- _TASK DIRECTIONS_: Exactly reproduce each line of the listing that follows.

Saved data entries:
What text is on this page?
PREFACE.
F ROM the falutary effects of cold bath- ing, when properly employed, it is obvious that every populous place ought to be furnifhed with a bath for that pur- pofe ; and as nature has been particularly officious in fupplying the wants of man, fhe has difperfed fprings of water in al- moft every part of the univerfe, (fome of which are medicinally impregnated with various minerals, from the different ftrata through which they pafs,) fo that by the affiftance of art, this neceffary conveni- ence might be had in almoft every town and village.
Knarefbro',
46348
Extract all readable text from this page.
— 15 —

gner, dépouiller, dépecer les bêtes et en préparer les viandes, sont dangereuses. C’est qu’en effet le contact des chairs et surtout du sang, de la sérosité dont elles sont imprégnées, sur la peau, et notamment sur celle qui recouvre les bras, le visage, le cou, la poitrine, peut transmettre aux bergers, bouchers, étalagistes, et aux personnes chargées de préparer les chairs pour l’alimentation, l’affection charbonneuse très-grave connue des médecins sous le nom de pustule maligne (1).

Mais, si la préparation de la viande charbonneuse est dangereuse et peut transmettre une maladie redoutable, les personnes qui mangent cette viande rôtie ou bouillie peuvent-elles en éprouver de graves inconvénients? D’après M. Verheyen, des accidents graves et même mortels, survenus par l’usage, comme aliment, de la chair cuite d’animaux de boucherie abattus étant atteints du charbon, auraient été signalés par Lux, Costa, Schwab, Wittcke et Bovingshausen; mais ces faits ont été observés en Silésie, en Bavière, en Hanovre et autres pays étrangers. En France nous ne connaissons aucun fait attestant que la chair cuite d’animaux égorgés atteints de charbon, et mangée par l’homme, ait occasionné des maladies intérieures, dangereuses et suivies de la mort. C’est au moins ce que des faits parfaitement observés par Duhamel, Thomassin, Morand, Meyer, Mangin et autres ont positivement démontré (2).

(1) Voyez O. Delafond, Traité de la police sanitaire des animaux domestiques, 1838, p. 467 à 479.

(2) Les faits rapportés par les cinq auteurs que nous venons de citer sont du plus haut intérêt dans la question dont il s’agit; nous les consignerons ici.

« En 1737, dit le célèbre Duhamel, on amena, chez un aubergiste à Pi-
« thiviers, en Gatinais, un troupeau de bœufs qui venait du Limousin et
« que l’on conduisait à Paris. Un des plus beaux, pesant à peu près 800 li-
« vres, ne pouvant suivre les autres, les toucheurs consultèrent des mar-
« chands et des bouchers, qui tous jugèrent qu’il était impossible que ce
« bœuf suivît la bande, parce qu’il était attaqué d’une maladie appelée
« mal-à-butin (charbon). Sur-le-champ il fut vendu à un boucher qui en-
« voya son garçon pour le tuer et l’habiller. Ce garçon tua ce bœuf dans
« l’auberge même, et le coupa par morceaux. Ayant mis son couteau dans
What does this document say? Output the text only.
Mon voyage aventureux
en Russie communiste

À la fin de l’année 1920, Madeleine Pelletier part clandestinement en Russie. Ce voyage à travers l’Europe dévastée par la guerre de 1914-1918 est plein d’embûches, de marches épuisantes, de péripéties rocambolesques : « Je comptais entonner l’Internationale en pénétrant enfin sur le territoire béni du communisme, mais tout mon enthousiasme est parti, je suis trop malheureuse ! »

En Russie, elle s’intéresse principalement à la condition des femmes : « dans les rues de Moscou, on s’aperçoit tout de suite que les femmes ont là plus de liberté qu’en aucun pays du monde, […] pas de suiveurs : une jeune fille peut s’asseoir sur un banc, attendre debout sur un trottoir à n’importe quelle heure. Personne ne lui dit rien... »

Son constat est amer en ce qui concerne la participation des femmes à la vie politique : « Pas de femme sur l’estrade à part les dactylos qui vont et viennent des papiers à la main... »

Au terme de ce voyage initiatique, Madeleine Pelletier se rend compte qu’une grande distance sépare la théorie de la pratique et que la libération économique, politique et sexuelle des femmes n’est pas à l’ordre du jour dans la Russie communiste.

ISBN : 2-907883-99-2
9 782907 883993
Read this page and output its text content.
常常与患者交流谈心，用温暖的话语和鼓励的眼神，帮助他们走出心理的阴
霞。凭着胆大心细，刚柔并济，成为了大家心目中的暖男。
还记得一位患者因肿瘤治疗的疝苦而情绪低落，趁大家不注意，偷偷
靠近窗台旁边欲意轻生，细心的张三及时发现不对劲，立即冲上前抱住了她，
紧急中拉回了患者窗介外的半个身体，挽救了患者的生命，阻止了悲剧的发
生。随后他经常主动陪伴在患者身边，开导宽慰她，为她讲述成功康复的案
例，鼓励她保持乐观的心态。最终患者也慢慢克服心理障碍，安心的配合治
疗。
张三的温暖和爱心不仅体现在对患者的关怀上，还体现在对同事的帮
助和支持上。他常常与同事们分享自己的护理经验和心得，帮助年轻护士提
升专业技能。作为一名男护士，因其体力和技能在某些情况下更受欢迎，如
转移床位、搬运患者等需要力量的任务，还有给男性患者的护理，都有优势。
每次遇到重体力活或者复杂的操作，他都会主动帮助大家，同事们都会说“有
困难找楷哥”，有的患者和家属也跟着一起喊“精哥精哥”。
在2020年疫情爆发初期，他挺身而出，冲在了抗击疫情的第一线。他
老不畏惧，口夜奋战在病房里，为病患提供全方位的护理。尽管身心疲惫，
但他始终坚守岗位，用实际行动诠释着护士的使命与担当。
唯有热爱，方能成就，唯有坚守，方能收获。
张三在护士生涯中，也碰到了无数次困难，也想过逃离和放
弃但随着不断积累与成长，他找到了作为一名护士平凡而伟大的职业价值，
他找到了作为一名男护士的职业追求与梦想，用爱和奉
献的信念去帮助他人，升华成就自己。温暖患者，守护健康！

- _EXPECTED ANSWER_:
What text is on this page?
PREFACE.
F ROM the falutary effects of cold bath- ing, when properly employed, it is obvious that every populous place ought to be furnifhed with a bath for that pur- pofe ; and as nature has been particularly officious in fupplying the wants of man, fhe has difperfed fprings of water in al- moft every part of the univerfe, (fome of which are medicinally impregnated with various minerals, from the different ftrata through which they pafs,) fo that by the affiftance of art, this neceffary conveni- ence might be had in almoft every town and village.
Knarefbro',
46348
Extract all readable text from this page.
— 15 —

gner, dépouiller, dépecer les bêtes et en préparer les viandes, sont dangereuses. C’est qu’en effet le contact des chairs et surtout du sang, de la sérosité dont elles sont imprégnées, sur la peau, et notamment sur celle qui recouvre les bras, le visage, le cou, la poitrine, peut transmettre aux bergers, bouchers, étalagistes, et aux personnes chargées de préparer les chairs pour l’alimentation, l’affection charbonneuse très-grave connue des médecins sous le nom de pustule maligne (1).

Mais, si la préparation de la viande charbonneuse est dangereuse et peut transmettre une maladie redoutable, les personnes qui mangent cette viande rôtie ou bouillie peuvent-elles en éprouver de graves inconvénients? D’après M. Verheyen, des accidents graves et même mortels, survenus par l’usage, comme aliment, de la chair cuite d’animaux de boucherie abattus étant atteints du charbon, auraient été signalés par Lux, Costa, Schwab, Wittcke et Bovingshausen; mais ces faits ont été observés en Silésie, en Bavière, en Hanovre et autres pays étrangers. En France nous ne connaissons aucun fait attestant que la chair cuite d’animaux égorgés atteints de charbon, et mangée par l’homme, ait occasionné des maladies intérieures, dangereuses et suivies de la mort. C’est au moins ce que des faits parfaitement observés par Duhamel, Thomassin, Morand, Meyer, Mangin et autres ont positivement démontré (2).

(1) Voyez O. Delafond, Traité de la police sanitaire des animaux domestiques, 1838, p. 467 à 479.

(2) Les faits rapportés par les cinq auteurs que nous venons de citer sont du plus haut intérêt dans la question dont il s’agit; nous les consignerons ici.

« En 1737, dit le célèbre Duhamel, on amena, chez un aubergiste à Pi-
« thiviers, en Gatinais, un troupeau de bœufs qui venait du Limousin et
« que l’on conduisait à Paris. Un des plus beaux, pesant à peu près 800 li-
« vres, ne pouvant suivre les autres, les toucheurs consultèrent des mar-
« chands et des bouchers, qui tous jugèrent qu’il était impossible que ce
« bœuf suivît la bande, parce qu’il était attaqué d’une maladie appelée
« mal-à-butin (charbon). Sur-le-champ il fut vendu à un boucher qui en-
« voya son garçon pour le tuer et l’habiller. Ce garçon tua ce bœuf dans
« l’auberge même, et le coupa par morceaux. Ayant mis son couteau dans
What does this document say? Output the text only.
Mon voyage aventureux
en Russie communiste

À la fin de l’année 1920, Madeleine Pelletier part clandestinement en Russie. Ce voyage à travers l’Europe dévastée par la guerre de 1914-1918 est plein d’embûches, de marches épuisantes, de péripéties rocambolesques : « Je comptais entonner l’Internationale en pénétrant enfin sur le territoire béni du communisme, mais tout mon enthousiasme est parti, je suis trop malheureuse ! »

En Russie, elle s’intéresse principalement à la condition des femmes : « dans les rues de Moscou, on s’aperçoit tout de suite que les femmes ont là plus de liberté qu’en aucun pays du monde, […] pas de suiveurs : une jeune fille peut s’asseoir sur un banc, attendre debout sur un trottoir à n’importe quelle heure. Personne ne lui dit rien... »

Son constat est amer en ce qui concerne la participation des femmes à la vie politique : « Pas de femme sur l’estrade à part les dactylos qui vont et viennent des papiers à la main... »

Au terme de ce voyage initiatique, Madeleine Pelletier se rend compte qu’une grande distance sépare la théorie de la pratique et que la libération économique, politique et sexuelle des femmes n’est pas à l’ordre du jour dans la Russie communiste.

ISBN : 2-907883-99-2
9 782907 883993
Read this page and output its text content.
常常与患者交流谈心，用温暖的话语和鼓励的眼神，帮助他们走出心理的阴
霞。凭着胆大心细，刚柔并济，成为了大家心目中的暖男。
还记得一位患者因肿瘤治疗的疝苦而情绪低落，趁大家不注意，偷偷
靠近窗台旁边欲意轻生，细心的张三及时发现不对劲，立即冲上前抱住了她，
紧急中拉回了患者窗介外的半个身体，挽救了患者的生命，阻止了悲剧的发
生。随后他经常主动陪伴在患者身边，开导宽慰她，为她讲述成功康复的案
例，鼓励她保持乐观的心态。最终患者也慢慢克服心理障碍，安心的配合治
疗。
张三的温暖和爱心不仅体现在对患者的关怀上，还体现在对同事的帮
助和支持上。他常常与同事们分享自己的护理经验和心得，帮助年轻护士提
升专业技能。作为一名男护士，因其体力和技能在某些情况下更受欢迎，如
转移床位、搬运患者等需要力量的任务，还有给男性患者的护理，都有优势。
每次遇到重体力活或者复杂的操作，他都会主动帮助大家，同事们都会说“有
困难找楷哥”，有的患者和家属也跟着一起喊“精哥精哥”。
在2020年疫情爆发初期，他挺身而出，冲在了抗击疫情的第一线。他
老不畏惧，口夜奋战在病房里，为病患提供全方位的护理。尽管身心疲惫，
但他始终坚守岗位，用实际行动诠释着护士的使命与担当。
唯有热爱，方能成就，唯有坚守，方能收获。
张三在护士生涯中，也碰到了无数次困难，也想过逃离和放
弃但随着不断积累与成长，他找到了作为一名护士平凡而伟大的职业价值，
他找到了作为一名男护士的职业追求与梦想，用爱和奉
献的信念去帮助他人，升华成就自己。温暖患者，守护健康！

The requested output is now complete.